-- START OF Data supplied --

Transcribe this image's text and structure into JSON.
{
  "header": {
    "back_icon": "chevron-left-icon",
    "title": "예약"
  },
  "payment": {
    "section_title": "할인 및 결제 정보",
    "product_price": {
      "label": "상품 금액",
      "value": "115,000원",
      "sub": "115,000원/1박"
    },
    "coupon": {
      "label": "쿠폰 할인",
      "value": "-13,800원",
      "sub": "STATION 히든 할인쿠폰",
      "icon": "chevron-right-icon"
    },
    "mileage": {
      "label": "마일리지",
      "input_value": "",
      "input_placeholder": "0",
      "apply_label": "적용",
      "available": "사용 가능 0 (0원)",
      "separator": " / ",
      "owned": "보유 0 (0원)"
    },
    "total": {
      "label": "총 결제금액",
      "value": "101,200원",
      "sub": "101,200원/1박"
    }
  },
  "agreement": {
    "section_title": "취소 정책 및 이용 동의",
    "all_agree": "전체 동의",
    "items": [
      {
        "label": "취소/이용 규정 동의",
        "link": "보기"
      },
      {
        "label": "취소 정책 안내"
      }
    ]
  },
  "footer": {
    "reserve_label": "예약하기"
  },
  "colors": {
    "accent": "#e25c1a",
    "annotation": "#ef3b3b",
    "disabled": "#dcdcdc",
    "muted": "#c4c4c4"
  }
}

-- END OF Data supplied --
-- START OF Data supplied --

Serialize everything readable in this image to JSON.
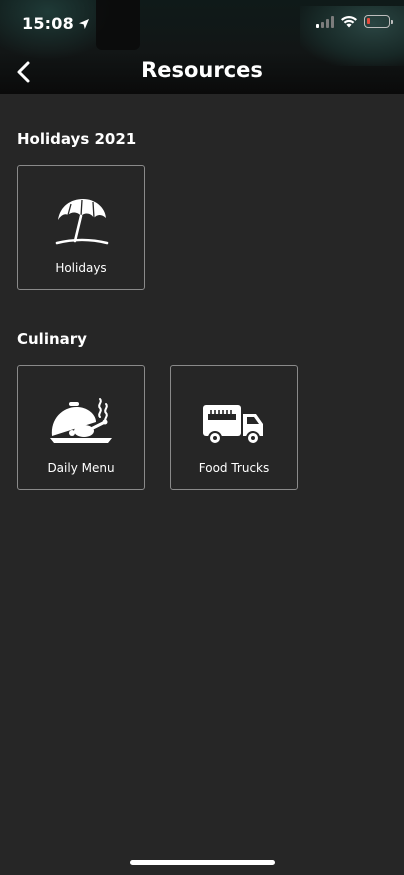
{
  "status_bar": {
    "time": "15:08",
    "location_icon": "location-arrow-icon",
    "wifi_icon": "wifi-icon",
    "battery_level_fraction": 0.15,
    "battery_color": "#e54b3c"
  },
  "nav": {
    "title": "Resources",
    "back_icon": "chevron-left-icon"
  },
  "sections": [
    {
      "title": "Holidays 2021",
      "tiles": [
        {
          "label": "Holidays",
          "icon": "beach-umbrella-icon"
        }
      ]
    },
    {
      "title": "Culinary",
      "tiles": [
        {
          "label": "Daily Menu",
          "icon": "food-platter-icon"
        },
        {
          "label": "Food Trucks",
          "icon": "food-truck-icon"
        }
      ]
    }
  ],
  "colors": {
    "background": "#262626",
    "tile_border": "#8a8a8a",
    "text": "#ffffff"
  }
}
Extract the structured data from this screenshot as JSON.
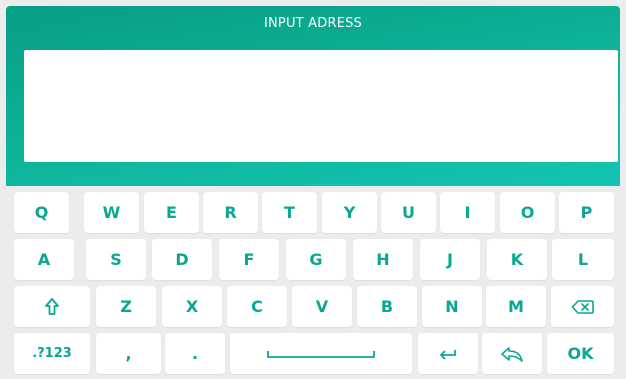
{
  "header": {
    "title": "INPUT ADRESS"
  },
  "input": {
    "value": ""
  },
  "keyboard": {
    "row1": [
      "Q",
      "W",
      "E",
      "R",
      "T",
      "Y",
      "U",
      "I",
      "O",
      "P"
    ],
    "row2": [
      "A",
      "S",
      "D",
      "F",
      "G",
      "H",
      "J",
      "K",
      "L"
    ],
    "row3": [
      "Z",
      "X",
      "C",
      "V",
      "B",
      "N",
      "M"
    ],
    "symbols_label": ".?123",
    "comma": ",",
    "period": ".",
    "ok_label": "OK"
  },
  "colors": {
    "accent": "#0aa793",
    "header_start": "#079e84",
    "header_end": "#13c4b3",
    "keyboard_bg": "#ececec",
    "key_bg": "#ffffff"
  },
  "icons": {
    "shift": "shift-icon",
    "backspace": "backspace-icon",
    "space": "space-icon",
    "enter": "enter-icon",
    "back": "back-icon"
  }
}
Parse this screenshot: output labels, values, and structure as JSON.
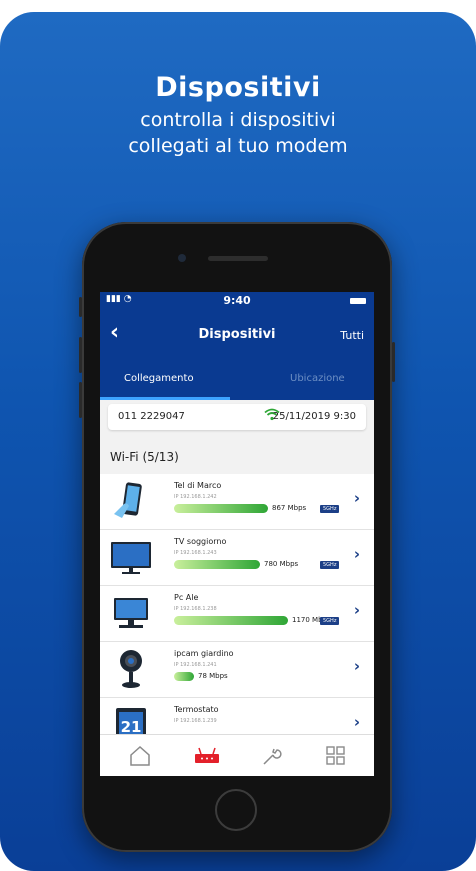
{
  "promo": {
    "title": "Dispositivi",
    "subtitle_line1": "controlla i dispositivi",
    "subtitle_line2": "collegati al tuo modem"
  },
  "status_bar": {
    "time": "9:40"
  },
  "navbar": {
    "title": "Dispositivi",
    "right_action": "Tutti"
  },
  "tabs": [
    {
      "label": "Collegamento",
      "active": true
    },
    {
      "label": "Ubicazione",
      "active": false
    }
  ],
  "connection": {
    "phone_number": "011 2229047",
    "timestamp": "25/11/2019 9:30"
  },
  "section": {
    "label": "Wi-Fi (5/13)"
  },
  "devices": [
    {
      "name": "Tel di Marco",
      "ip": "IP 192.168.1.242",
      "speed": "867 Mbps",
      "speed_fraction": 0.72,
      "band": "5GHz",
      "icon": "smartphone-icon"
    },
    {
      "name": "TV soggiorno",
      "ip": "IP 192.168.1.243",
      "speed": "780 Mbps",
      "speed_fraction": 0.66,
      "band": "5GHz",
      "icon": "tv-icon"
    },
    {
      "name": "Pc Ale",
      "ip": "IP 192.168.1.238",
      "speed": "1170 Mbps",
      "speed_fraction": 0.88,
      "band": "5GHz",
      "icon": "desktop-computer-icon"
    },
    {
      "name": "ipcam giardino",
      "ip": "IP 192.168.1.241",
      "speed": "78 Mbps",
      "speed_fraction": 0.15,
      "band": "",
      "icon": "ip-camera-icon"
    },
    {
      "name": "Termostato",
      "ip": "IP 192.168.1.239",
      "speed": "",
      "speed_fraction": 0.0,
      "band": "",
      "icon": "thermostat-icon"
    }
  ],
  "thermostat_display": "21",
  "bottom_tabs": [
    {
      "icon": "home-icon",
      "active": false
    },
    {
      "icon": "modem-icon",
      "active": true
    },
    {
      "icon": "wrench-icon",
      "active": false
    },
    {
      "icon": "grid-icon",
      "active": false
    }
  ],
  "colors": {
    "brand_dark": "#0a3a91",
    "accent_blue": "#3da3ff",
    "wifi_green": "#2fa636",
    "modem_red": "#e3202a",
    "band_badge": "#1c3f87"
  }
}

-- END OF Data supplied --

State how many lines of the entries above include the word "JSON", offering no text other than the number.

## Response to the exercise
4